• SUPPLIED RECORDS
········

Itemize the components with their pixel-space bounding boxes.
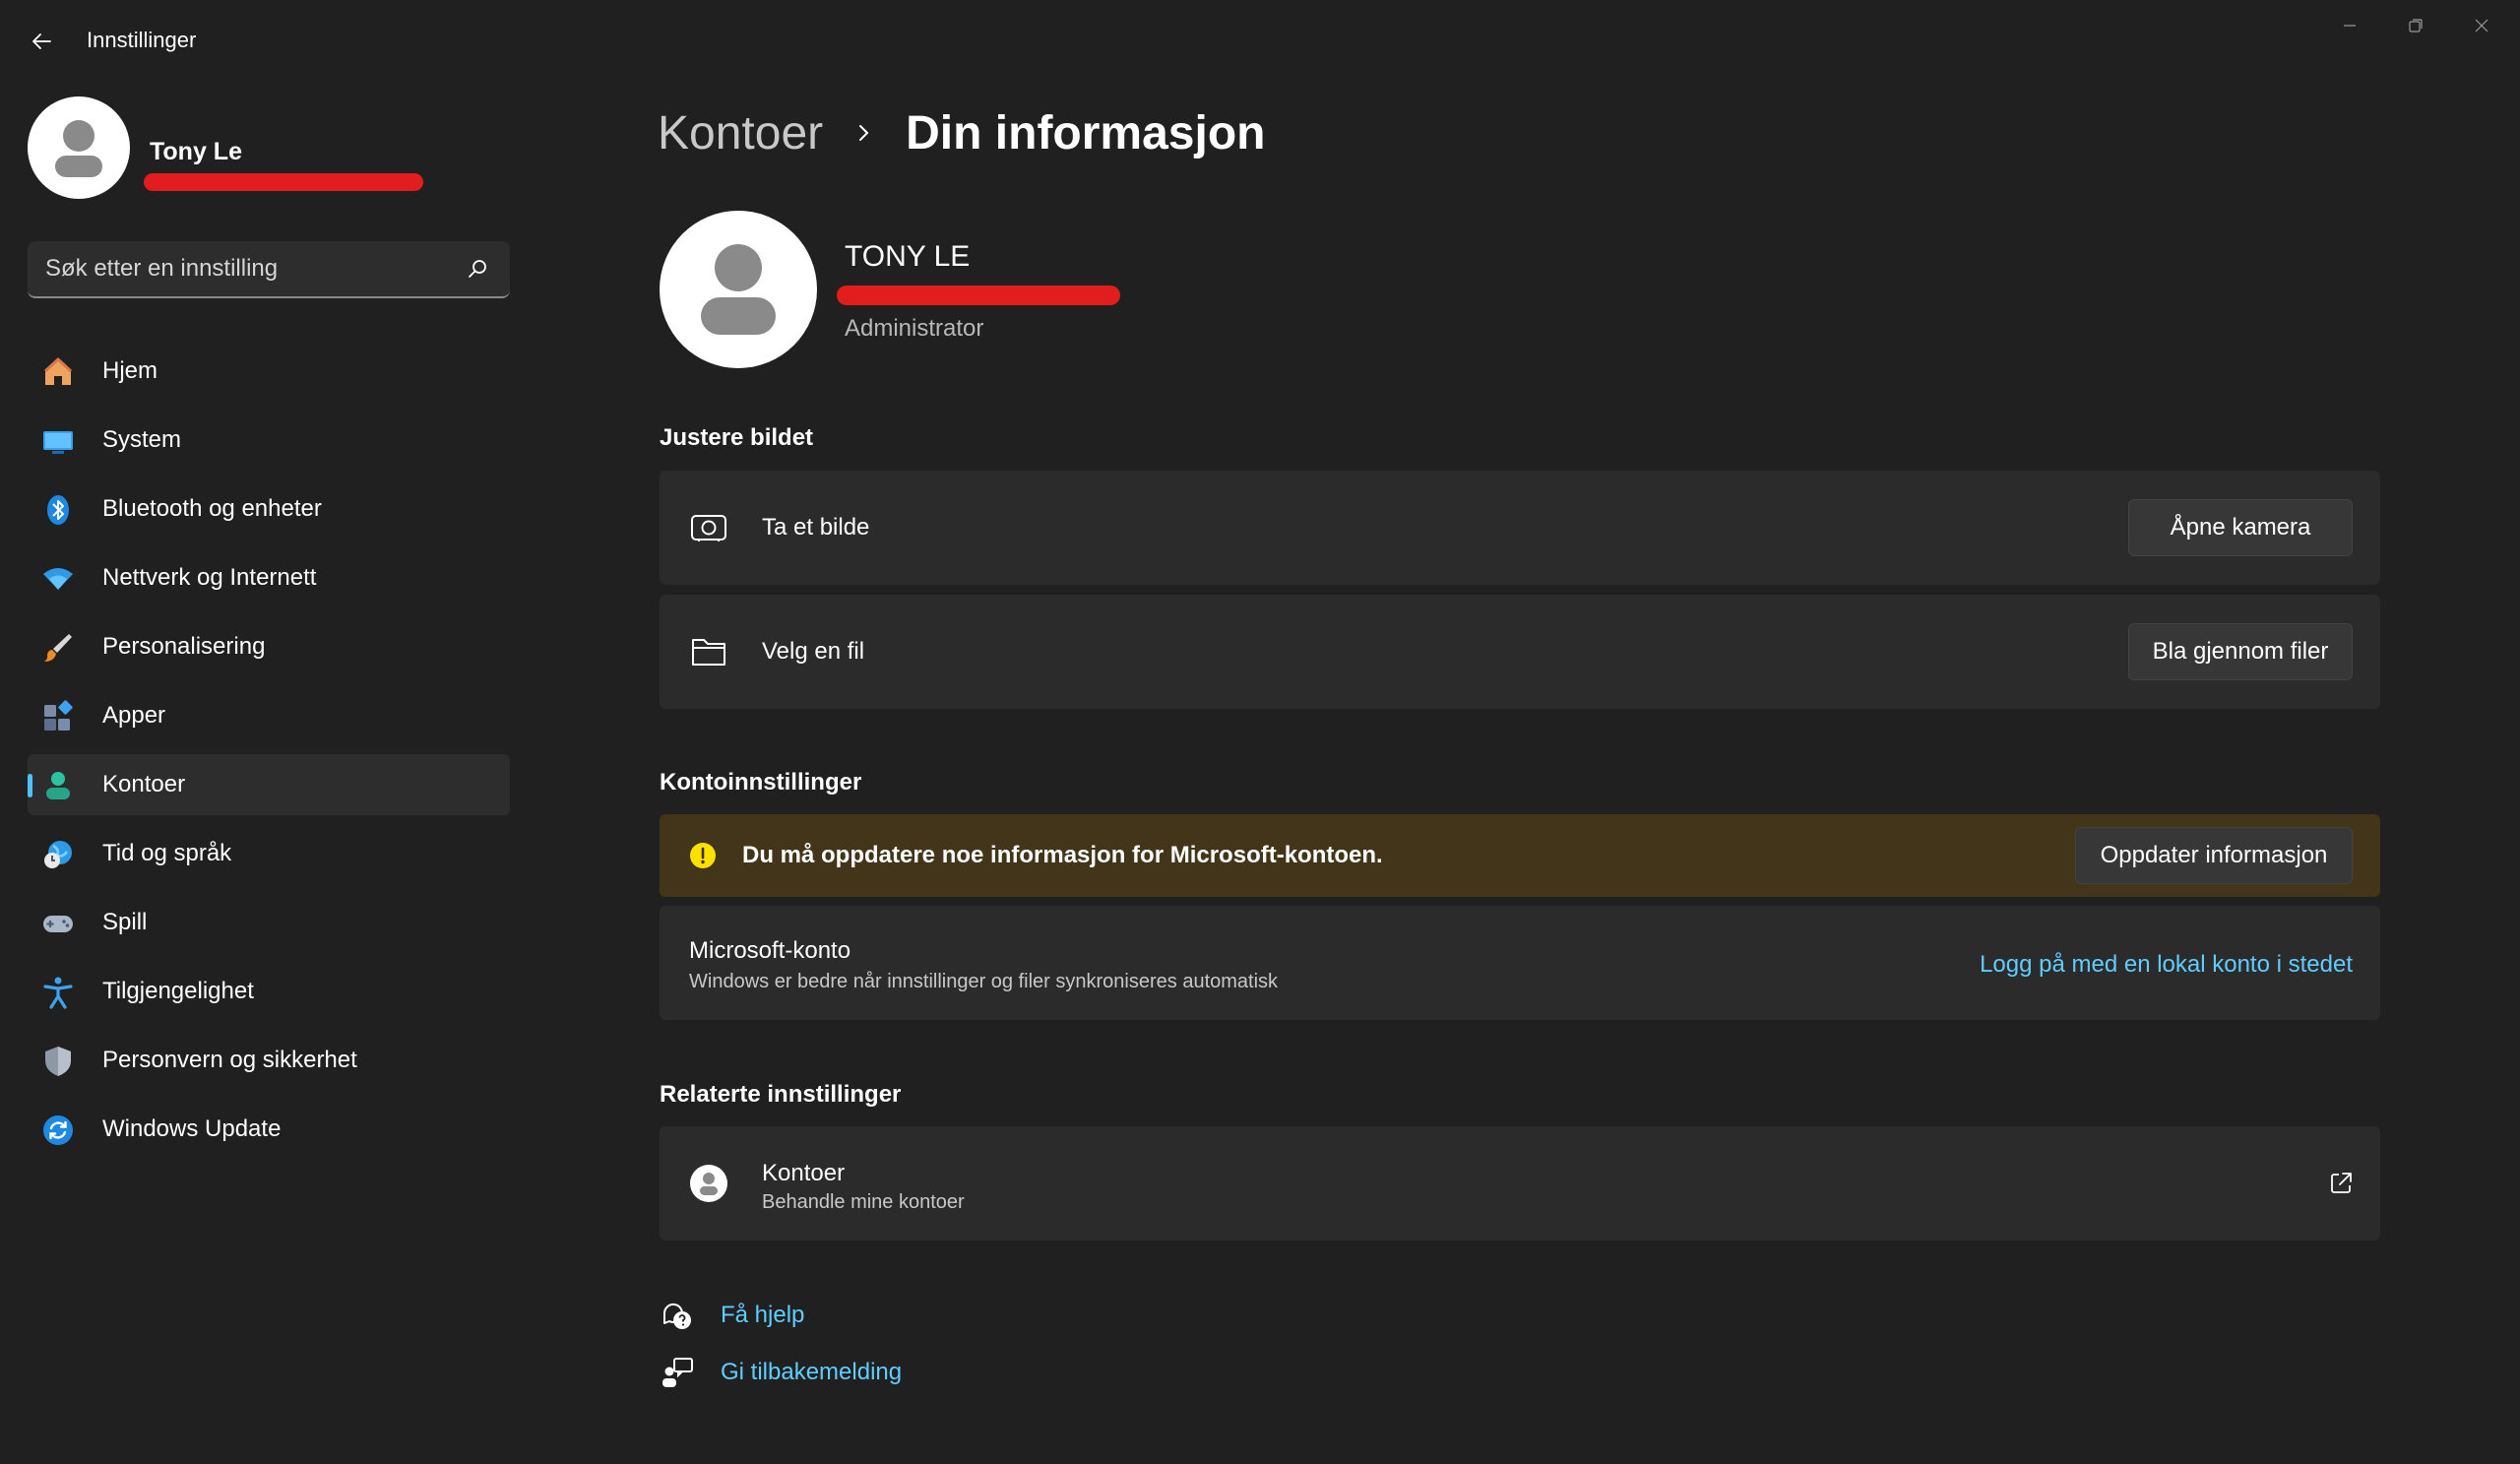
profile-header: TONY LE Administrator (658, 211, 1642, 373)
paintbrush-icon (41, 631, 75, 665)
apps-icon (41, 700, 75, 733)
breadcrumb: Kontoer Din informasjon (658, 98, 1265, 167)
take-photo-card: Ta et bilde Åpne kamera (660, 471, 2380, 585)
sidebar-item-network[interactable]: Nettverk og Internett (28, 547, 510, 608)
user-silhouette-icon (701, 244, 776, 335)
app-title: Innstillinger (87, 28, 197, 52)
sidebar-user-card[interactable]: Tony Le (28, 96, 520, 205)
microsoft-account-title: Microsoft-konto (689, 937, 851, 964)
microsoft-account-subtitle: Windows er bedre når innstillinger og fi… (689, 971, 1279, 992)
choose-file-label: Velg en fil (762, 638, 865, 665)
user-silhouette-icon (55, 120, 102, 177)
sidebar-item-label: Bluetooth og enheter (102, 495, 322, 522)
sidebar-item-apps[interactable]: Apper (28, 685, 510, 746)
sidebar-item-label: Kontoer (102, 771, 186, 797)
search-box[interactable] (28, 241, 510, 298)
shield-icon (41, 1045, 75, 1078)
accessibility-icon (41, 976, 75, 1009)
title-bar: Innstillinger (0, 0, 2520, 79)
search-icon[interactable] (467, 258, 488, 280)
sidebar-item-label: Personalisering (102, 633, 266, 660)
email-redaction (144, 173, 423, 191)
browse-files-button[interactable]: Bla gjennom filer (2128, 623, 2353, 680)
warning-text: Du må oppdatere noe informasjon for Micr… (742, 842, 1383, 868)
time-language-icon (41, 838, 75, 871)
email-redaction (837, 286, 1120, 305)
related-accounts-title: Kontoer (762, 1160, 846, 1186)
sidebar-item-gaming[interactable]: Spill (28, 892, 510, 953)
warning-icon (683, 836, 723, 875)
related-accounts-card[interactable]: Kontoer Behandle mine kontoer (660, 1126, 2380, 1241)
accounts-icon (41, 769, 75, 802)
sidebar-item-label: Tilgjengelighet (102, 978, 254, 1004)
camera-icon (689, 508, 728, 547)
profile-role: Administrator (845, 315, 984, 342)
home-icon (41, 355, 75, 389)
section-title-adjust-picture: Justere bildet (660, 424, 814, 451)
breadcrumb-parent[interactable]: Kontoer (658, 106, 823, 160)
help-chat-icon (660, 1298, 695, 1333)
sidebar-item-privacy[interactable]: Personvern og sikkerhet (28, 1030, 510, 1091)
windows-update-icon (41, 1114, 75, 1147)
section-title-account-settings: Kontoinnstillinger (660, 769, 862, 796)
sidebar: Tony Le Hjem System Bluetooth og enheter (0, 79, 532, 1464)
user-name: Tony Le (150, 138, 242, 165)
sidebar-item-hjem[interactable]: Hjem (28, 341, 510, 402)
give-feedback-link[interactable]: Gi tilbakemelding (660, 1353, 902, 1392)
profile-name: TONY LE (845, 240, 971, 273)
sidebar-item-bluetooth[interactable]: Bluetooth og enheter (28, 478, 510, 540)
warning-banner: Du må oppdatere noe informasjon for Micr… (660, 814, 2380, 897)
open-camera-button[interactable]: Åpne kamera (2128, 499, 2353, 556)
minimize-button[interactable] (2317, 6, 2382, 45)
close-icon (2475, 19, 2488, 32)
take-photo-label: Ta et bilde (762, 514, 870, 541)
sidebar-item-label: Windows Update (102, 1115, 282, 1142)
get-help-link[interactable]: Få hjelp (660, 1296, 804, 1335)
microsoft-account-card: Microsoft-konto Windows er bedre når inn… (660, 906, 2380, 1020)
folder-icon (689, 632, 728, 671)
page-title: Din informasjon (906, 106, 1266, 159)
feedback-icon (660, 1355, 695, 1390)
sidebar-item-system[interactable]: System (28, 410, 510, 471)
sidebar-item-label: Personvern og sikkerhet (102, 1047, 357, 1073)
wifi-icon (41, 562, 75, 596)
sidebar-item-windows-update[interactable]: Windows Update (28, 1099, 510, 1160)
sidebar-item-label: Apper (102, 702, 166, 729)
choose-file-card: Velg en fil Bla gjennom filer (660, 595, 2380, 709)
section-title-related: Relaterte innstillinger (660, 1081, 902, 1108)
sidebar-item-time-language[interactable]: Tid og språk (28, 823, 510, 884)
back-button[interactable] (22, 24, 61, 59)
sidebar-item-label: Spill (102, 909, 148, 935)
avatar (660, 211, 817, 368)
sidebar-item-label: Nettverk og Internett (102, 564, 317, 591)
sidebar-item-personalization[interactable]: Personalisering (28, 616, 510, 677)
sidebar-item-accounts[interactable]: Kontoer (28, 754, 510, 815)
gamepad-icon (41, 907, 75, 940)
account-circle-icon (689, 1164, 728, 1203)
related-accounts-subtitle: Behandle mine kontoer (762, 1191, 965, 1213)
maximize-button[interactable] (2383, 6, 2448, 45)
sidebar-item-label: Hjem (102, 357, 158, 384)
minimize-icon (2344, 25, 2356, 27)
sidebar-item-label: Tid og språk (102, 840, 232, 866)
external-link-icon[interactable] (2321, 1164, 2361, 1203)
sidebar-item-accessibility[interactable]: Tilgjengelighet (28, 961, 510, 1022)
maximize-icon (2409, 19, 2423, 32)
bluetooth-icon (41, 493, 75, 527)
sidebar-nav: Hjem System Bluetooth og enheter Nettver… (28, 341, 510, 1168)
avatar (28, 96, 130, 199)
back-arrow-icon (32, 33, 51, 49)
chevron-right-icon (835, 113, 894, 153)
close-button[interactable] (2449, 6, 2514, 45)
give-feedback-label: Gi tilbakemelding (721, 1359, 903, 1385)
update-info-button[interactable]: Oppdater informasjon (2075, 827, 2353, 884)
sidebar-item-label: System (102, 426, 182, 453)
search-input[interactable] (45, 241, 459, 296)
system-display-icon (41, 424, 75, 458)
get-help-label: Få hjelp (721, 1302, 805, 1328)
local-account-link[interactable]: Logg på med en lokal konto i stedet (1980, 951, 2353, 979)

········

• WHAT IS NEEDED
Can you reproduce every line of the material above character for character, omitting the pictures?

• EXERCISE RESULT
Itemize the components with their pixel-space bounding boxes.
profile-header: TONY LE Administrator (658, 211, 1642, 373)
paintbrush-icon (41, 631, 75, 665)
apps-icon (41, 700, 75, 733)
breadcrumb: Kontoer Din informasjon (658, 98, 1265, 167)
take-photo-card: Ta et bilde Åpne kamera (660, 471, 2380, 585)
sidebar-item-network[interactable]: Nettverk og Internett (28, 547, 510, 608)
user-silhouette-icon (701, 244, 776, 335)
app-title: Innstillinger (87, 28, 197, 52)
sidebar-user-card[interactable]: Tony Le (28, 96, 520, 205)
microsoft-account-title: Microsoft-konto (689, 937, 851, 964)
microsoft-account-subtitle: Windows er bedre når innstillinger og fi… (689, 971, 1279, 992)
choose-file-label: Velg en fil (762, 638, 865, 665)
user-silhouette-icon (55, 120, 102, 177)
sidebar-item-label: Bluetooth og enheter (102, 495, 322, 522)
sidebar-item-apps[interactable]: Apper (28, 685, 510, 746)
sidebar-item-label: Kontoer (102, 771, 186, 797)
search-box[interactable] (28, 241, 510, 298)
shield-icon (41, 1045, 75, 1078)
accessibility-icon (41, 976, 75, 1009)
title-bar: Innstillinger (0, 0, 2520, 79)
search-icon[interactable] (467, 258, 488, 280)
sidebar-item-label: Personalisering (102, 633, 266, 660)
email-redaction (144, 173, 423, 191)
browse-files-button[interactable]: Bla gjennom filer (2128, 623, 2353, 680)
warning-text: Du må oppdatere noe informasjon for Micr… (742, 842, 1383, 868)
time-language-icon (41, 838, 75, 871)
email-redaction (837, 286, 1120, 305)
related-accounts-title: Kontoer (762, 1160, 846, 1186)
sidebar-item-gaming[interactable]: Spill (28, 892, 510, 953)
warning-icon (683, 836, 723, 875)
related-accounts-card[interactable]: Kontoer Behandle mine kontoer (660, 1126, 2380, 1241)
accounts-icon (41, 769, 75, 802)
sidebar-item-label: Tilgjengelighet (102, 978, 254, 1004)
camera-icon (689, 508, 728, 547)
profile-role: Administrator (845, 315, 984, 342)
home-icon (41, 355, 75, 389)
section-title-adjust-picture: Justere bildet (660, 424, 814, 451)
breadcrumb-parent[interactable]: Kontoer (658, 106, 823, 160)
help-chat-icon (660, 1298, 695, 1333)
sidebar-item-privacy[interactable]: Personvern og sikkerhet (28, 1030, 510, 1091)
windows-update-icon (41, 1114, 75, 1147)
section-title-account-settings: Kontoinnstillinger (660, 769, 862, 796)
sidebar: Tony Le Hjem System Bluetooth og enheter (0, 79, 532, 1464)
user-name: Tony Le (150, 138, 242, 165)
sidebar-item-hjem[interactable]: Hjem (28, 341, 510, 402)
give-feedback-link[interactable]: Gi tilbakemelding (660, 1353, 902, 1392)
profile-name: TONY LE (845, 240, 971, 273)
sidebar-item-bluetooth[interactable]: Bluetooth og enheter (28, 478, 510, 540)
warning-banner: Du må oppdatere noe informasjon for Micr… (660, 814, 2380, 897)
open-camera-button[interactable]: Åpne kamera (2128, 499, 2353, 556)
minimize-button[interactable] (2317, 6, 2382, 45)
close-icon (2475, 19, 2488, 32)
take-photo-label: Ta et bilde (762, 514, 870, 541)
sidebar-item-label: Windows Update (102, 1115, 282, 1142)
get-help-link[interactable]: Få hjelp (660, 1296, 804, 1335)
microsoft-account-card: Microsoft-konto Windows er bedre når inn… (660, 906, 2380, 1020)
folder-icon (689, 632, 728, 671)
page-title: Din informasjon (906, 106, 1266, 159)
feedback-icon (660, 1355, 695, 1390)
sidebar-item-system[interactable]: System (28, 410, 510, 471)
sidebar-item-label: Personvern og sikkerhet (102, 1047, 357, 1073)
wifi-icon (41, 562, 75, 596)
sidebar-item-windows-update[interactable]: Windows Update (28, 1099, 510, 1160)
sidebar-item-label: Apper (102, 702, 166, 729)
choose-file-card: Velg en fil Bla gjennom filer (660, 595, 2380, 709)
section-title-related: Relaterte innstillinger (660, 1081, 902, 1108)
sidebar-item-time-language[interactable]: Tid og språk (28, 823, 510, 884)
back-button[interactable] (22, 24, 61, 59)
sidebar-item-label: Spill (102, 909, 148, 935)
avatar (660, 211, 817, 368)
sidebar-item-label: Nettverk og Internett (102, 564, 317, 591)
sidebar-item-personalization[interactable]: Personalisering (28, 616, 510, 677)
sidebar-item-accounts[interactable]: Kontoer (28, 754, 510, 815)
gamepad-icon (41, 907, 75, 940)
account-circle-icon (689, 1164, 728, 1203)
related-accounts-subtitle: Behandle mine kontoer (762, 1191, 965, 1213)
maximize-button[interactable] (2383, 6, 2448, 45)
sidebar-item-label: Hjem (102, 357, 158, 384)
minimize-icon (2344, 25, 2356, 27)
sidebar-item-label: Tid og språk (102, 840, 232, 866)
external-link-icon[interactable] (2321, 1164, 2361, 1203)
sidebar-item-accessibility[interactable]: Tilgjengelighet (28, 961, 510, 1022)
maximize-icon (2409, 19, 2423, 32)
bluetooth-icon (41, 493, 75, 527)
sidebar-nav: Hjem System Bluetooth og enheter Nettver… (28, 341, 510, 1168)
avatar (28, 96, 130, 199)
back-arrow-icon (32, 33, 51, 49)
chevron-right-icon (835, 113, 894, 153)
close-button[interactable] (2449, 6, 2514, 45)
give-feedback-label: Gi tilbakemelding (721, 1359, 903, 1385)
update-info-button[interactable]: Oppdater informasjon (2075, 827, 2353, 884)
sidebar-item-label: System (102, 426, 182, 453)
search-input[interactable] (45, 241, 459, 296)
system-display-icon (41, 424, 75, 458)
get-help-label: Få hjelp (721, 1302, 805, 1328)
local-account-link[interactable]: Logg på med en lokal konto i stedet (1980, 951, 2353, 979)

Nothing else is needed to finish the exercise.